## Aim
Repeat the material verbatim and drop the pictures.

## Data shown
□ □ □

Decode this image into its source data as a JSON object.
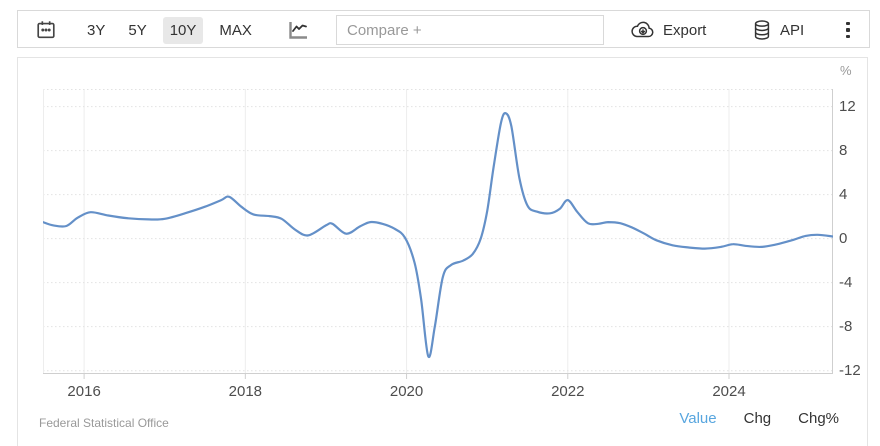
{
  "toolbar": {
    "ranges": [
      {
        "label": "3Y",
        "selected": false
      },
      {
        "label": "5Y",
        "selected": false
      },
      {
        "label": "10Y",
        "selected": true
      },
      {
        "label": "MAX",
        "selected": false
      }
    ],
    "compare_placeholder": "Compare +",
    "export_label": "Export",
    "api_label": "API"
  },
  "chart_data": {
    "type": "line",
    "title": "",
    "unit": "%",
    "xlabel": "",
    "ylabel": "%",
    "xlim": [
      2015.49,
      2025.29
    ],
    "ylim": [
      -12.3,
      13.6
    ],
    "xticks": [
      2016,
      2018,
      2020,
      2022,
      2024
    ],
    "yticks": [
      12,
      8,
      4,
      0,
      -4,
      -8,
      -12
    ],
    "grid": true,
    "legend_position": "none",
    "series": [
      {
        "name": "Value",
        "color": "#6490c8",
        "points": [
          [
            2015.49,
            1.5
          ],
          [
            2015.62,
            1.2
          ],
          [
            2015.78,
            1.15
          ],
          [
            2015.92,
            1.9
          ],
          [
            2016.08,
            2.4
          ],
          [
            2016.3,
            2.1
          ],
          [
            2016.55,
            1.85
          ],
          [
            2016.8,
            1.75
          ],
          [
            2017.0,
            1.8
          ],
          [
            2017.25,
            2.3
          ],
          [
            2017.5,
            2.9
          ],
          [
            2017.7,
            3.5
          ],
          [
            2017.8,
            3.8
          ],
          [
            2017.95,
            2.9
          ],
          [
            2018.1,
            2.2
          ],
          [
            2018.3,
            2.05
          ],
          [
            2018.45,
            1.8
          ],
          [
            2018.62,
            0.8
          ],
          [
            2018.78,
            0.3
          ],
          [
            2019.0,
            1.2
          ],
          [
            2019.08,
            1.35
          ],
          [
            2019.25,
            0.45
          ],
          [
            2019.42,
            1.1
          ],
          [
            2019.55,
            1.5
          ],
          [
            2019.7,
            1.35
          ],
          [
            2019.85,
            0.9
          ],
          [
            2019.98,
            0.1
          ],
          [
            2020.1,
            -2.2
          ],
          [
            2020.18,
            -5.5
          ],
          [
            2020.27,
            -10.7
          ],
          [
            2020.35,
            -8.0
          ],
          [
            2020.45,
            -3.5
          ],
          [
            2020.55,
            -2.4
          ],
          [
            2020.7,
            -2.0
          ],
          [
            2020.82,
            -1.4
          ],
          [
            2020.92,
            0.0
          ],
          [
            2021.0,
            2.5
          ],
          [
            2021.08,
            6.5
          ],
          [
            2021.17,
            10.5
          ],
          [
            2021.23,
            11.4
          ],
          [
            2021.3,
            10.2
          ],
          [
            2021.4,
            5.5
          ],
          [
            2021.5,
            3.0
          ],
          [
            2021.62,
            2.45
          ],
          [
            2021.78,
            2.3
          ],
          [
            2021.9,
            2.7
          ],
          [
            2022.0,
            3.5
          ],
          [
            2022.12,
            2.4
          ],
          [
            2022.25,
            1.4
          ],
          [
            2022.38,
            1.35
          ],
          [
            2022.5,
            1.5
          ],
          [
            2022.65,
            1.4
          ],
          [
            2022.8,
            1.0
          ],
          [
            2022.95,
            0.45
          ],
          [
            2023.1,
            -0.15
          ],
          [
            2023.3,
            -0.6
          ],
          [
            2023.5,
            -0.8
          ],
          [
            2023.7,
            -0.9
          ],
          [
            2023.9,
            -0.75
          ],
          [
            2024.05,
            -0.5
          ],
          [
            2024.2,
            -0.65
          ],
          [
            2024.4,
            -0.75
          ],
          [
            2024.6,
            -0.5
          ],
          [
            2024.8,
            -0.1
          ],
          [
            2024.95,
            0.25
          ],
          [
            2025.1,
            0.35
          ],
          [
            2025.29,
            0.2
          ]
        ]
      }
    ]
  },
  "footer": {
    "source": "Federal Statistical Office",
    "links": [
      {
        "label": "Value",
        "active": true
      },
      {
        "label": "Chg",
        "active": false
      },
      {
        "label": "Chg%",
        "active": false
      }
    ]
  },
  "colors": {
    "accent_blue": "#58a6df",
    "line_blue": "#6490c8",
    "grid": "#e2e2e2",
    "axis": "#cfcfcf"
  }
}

□ □ □

## The result
Decode this image into its source data as a JSON object.
{
  "toolbar": {
    "ranges": [
      {
        "label": "3Y",
        "selected": false
      },
      {
        "label": "5Y",
        "selected": false
      },
      {
        "label": "10Y",
        "selected": true
      },
      {
        "label": "MAX",
        "selected": false
      }
    ],
    "compare_placeholder": "Compare +",
    "export_label": "Export",
    "api_label": "API"
  },
  "chart_data": {
    "type": "line",
    "title": "",
    "unit": "%",
    "xlabel": "",
    "ylabel": "%",
    "xlim": [
      2015.49,
      2025.29
    ],
    "ylim": [
      -12.3,
      13.6
    ],
    "xticks": [
      2016,
      2018,
      2020,
      2022,
      2024
    ],
    "yticks": [
      12,
      8,
      4,
      0,
      -4,
      -8,
      -12
    ],
    "grid": true,
    "legend_position": "none",
    "series": [
      {
        "name": "Value",
        "color": "#6490c8",
        "points": [
          [
            2015.49,
            1.5
          ],
          [
            2015.62,
            1.2
          ],
          [
            2015.78,
            1.15
          ],
          [
            2015.92,
            1.9
          ],
          [
            2016.08,
            2.4
          ],
          [
            2016.3,
            2.1
          ],
          [
            2016.55,
            1.85
          ],
          [
            2016.8,
            1.75
          ],
          [
            2017.0,
            1.8
          ],
          [
            2017.25,
            2.3
          ],
          [
            2017.5,
            2.9
          ],
          [
            2017.7,
            3.5
          ],
          [
            2017.8,
            3.8
          ],
          [
            2017.95,
            2.9
          ],
          [
            2018.1,
            2.2
          ],
          [
            2018.3,
            2.05
          ],
          [
            2018.45,
            1.8
          ],
          [
            2018.62,
            0.8
          ],
          [
            2018.78,
            0.3
          ],
          [
            2019.0,
            1.2
          ],
          [
            2019.08,
            1.35
          ],
          [
            2019.25,
            0.45
          ],
          [
            2019.42,
            1.1
          ],
          [
            2019.55,
            1.5
          ],
          [
            2019.7,
            1.35
          ],
          [
            2019.85,
            0.9
          ],
          [
            2019.98,
            0.1
          ],
          [
            2020.1,
            -2.2
          ],
          [
            2020.18,
            -5.5
          ],
          [
            2020.27,
            -10.7
          ],
          [
            2020.35,
            -8.0
          ],
          [
            2020.45,
            -3.5
          ],
          [
            2020.55,
            -2.4
          ],
          [
            2020.7,
            -2.0
          ],
          [
            2020.82,
            -1.4
          ],
          [
            2020.92,
            0.0
          ],
          [
            2021.0,
            2.5
          ],
          [
            2021.08,
            6.5
          ],
          [
            2021.17,
            10.5
          ],
          [
            2021.23,
            11.4
          ],
          [
            2021.3,
            10.2
          ],
          [
            2021.4,
            5.5
          ],
          [
            2021.5,
            3.0
          ],
          [
            2021.62,
            2.45
          ],
          [
            2021.78,
            2.3
          ],
          [
            2021.9,
            2.7
          ],
          [
            2022.0,
            3.5
          ],
          [
            2022.12,
            2.4
          ],
          [
            2022.25,
            1.4
          ],
          [
            2022.38,
            1.35
          ],
          [
            2022.5,
            1.5
          ],
          [
            2022.65,
            1.4
          ],
          [
            2022.8,
            1.0
          ],
          [
            2022.95,
            0.45
          ],
          [
            2023.1,
            -0.15
          ],
          [
            2023.3,
            -0.6
          ],
          [
            2023.5,
            -0.8
          ],
          [
            2023.7,
            -0.9
          ],
          [
            2023.9,
            -0.75
          ],
          [
            2024.05,
            -0.5
          ],
          [
            2024.2,
            -0.65
          ],
          [
            2024.4,
            -0.75
          ],
          [
            2024.6,
            -0.5
          ],
          [
            2024.8,
            -0.1
          ],
          [
            2024.95,
            0.25
          ],
          [
            2025.1,
            0.35
          ],
          [
            2025.29,
            0.2
          ]
        ]
      }
    ]
  },
  "footer": {
    "source": "Federal Statistical Office",
    "links": [
      {
        "label": "Value",
        "active": true
      },
      {
        "label": "Chg",
        "active": false
      },
      {
        "label": "Chg%",
        "active": false
      }
    ]
  },
  "colors": {
    "accent_blue": "#58a6df",
    "line_blue": "#6490c8",
    "grid": "#e2e2e2",
    "axis": "#cfcfcf"
  }
}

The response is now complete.